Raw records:
****************************************
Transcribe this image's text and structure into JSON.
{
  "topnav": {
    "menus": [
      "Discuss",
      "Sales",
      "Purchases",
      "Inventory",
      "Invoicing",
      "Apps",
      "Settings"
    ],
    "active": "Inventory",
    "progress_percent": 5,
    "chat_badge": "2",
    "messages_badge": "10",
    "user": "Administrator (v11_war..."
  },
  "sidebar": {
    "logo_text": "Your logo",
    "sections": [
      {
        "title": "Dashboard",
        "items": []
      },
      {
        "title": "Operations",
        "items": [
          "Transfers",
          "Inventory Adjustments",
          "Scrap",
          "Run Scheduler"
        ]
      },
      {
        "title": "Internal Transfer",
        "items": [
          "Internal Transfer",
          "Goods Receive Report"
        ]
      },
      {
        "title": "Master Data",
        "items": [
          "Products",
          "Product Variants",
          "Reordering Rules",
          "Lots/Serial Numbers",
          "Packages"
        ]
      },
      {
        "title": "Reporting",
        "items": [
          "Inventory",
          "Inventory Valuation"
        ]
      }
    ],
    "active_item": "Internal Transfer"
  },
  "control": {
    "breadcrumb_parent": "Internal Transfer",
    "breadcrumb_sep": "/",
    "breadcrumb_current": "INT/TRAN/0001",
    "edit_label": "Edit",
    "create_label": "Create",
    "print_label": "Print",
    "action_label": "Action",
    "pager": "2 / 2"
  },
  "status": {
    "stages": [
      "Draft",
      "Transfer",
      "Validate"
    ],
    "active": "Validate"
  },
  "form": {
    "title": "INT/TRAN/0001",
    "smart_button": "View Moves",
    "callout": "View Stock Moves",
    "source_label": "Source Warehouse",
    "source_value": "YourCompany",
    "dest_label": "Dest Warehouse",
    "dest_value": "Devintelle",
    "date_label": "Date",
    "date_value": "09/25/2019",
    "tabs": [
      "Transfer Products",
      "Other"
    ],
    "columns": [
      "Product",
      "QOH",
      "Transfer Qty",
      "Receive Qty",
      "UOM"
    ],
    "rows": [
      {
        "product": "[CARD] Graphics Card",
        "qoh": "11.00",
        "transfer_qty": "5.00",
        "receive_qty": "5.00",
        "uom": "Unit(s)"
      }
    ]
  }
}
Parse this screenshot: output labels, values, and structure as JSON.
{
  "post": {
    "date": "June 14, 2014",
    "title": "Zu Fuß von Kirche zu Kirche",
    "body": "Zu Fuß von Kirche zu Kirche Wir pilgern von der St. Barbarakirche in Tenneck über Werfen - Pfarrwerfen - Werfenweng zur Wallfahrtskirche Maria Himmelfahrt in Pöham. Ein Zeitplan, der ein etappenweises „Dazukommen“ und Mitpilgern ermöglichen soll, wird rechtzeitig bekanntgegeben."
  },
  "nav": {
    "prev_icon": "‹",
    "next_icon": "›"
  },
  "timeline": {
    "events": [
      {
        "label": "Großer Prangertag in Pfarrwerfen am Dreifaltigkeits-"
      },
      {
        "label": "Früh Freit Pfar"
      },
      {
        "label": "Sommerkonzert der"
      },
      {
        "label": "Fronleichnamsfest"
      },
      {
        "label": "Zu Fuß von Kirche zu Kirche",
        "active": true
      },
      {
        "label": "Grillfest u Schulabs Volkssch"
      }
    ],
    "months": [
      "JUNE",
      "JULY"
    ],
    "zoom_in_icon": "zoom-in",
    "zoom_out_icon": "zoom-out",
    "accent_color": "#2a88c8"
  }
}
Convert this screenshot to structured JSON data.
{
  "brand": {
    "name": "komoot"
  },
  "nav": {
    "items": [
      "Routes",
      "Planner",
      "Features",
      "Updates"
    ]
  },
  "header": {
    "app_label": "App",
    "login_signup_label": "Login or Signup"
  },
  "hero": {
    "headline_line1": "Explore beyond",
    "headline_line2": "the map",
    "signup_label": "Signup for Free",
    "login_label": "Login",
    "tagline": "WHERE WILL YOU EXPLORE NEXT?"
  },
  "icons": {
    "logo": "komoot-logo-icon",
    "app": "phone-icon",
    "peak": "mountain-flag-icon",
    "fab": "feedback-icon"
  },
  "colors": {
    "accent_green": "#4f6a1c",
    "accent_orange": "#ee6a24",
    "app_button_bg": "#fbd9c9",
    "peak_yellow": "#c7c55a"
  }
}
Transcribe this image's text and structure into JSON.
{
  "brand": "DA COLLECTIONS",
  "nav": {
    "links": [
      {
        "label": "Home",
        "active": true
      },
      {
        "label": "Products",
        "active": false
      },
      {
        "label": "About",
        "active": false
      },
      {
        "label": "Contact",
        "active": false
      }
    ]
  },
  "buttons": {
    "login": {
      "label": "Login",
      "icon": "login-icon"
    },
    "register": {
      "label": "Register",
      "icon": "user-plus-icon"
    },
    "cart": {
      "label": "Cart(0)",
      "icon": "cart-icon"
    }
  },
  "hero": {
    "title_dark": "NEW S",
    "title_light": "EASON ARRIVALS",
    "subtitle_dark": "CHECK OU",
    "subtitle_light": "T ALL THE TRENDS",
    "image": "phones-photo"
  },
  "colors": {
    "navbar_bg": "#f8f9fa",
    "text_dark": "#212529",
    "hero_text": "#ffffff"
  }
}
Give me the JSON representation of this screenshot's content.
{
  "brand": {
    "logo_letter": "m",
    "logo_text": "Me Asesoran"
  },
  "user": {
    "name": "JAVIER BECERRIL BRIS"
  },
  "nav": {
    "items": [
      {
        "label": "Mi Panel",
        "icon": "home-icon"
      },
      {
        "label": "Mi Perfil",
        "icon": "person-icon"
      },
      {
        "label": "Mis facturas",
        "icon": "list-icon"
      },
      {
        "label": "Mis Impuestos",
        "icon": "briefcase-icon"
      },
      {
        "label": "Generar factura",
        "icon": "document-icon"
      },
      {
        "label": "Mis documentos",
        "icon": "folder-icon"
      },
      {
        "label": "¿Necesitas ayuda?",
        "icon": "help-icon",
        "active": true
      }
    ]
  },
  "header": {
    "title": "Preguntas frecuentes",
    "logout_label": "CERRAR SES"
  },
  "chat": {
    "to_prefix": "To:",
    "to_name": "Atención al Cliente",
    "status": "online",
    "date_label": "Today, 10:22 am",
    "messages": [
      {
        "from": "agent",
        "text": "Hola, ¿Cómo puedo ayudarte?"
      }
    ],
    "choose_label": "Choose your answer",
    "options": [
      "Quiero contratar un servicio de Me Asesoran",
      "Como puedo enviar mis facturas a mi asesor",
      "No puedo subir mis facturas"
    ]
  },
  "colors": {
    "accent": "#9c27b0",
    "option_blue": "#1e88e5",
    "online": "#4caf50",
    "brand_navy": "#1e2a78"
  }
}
****************************************
- [Task]: Find the lines above that contain the word "Warehouse" and collect them.

- [Full answer]:
    "source_label": "Source Warehouse",
    "dest_label": "Dest Warehouse",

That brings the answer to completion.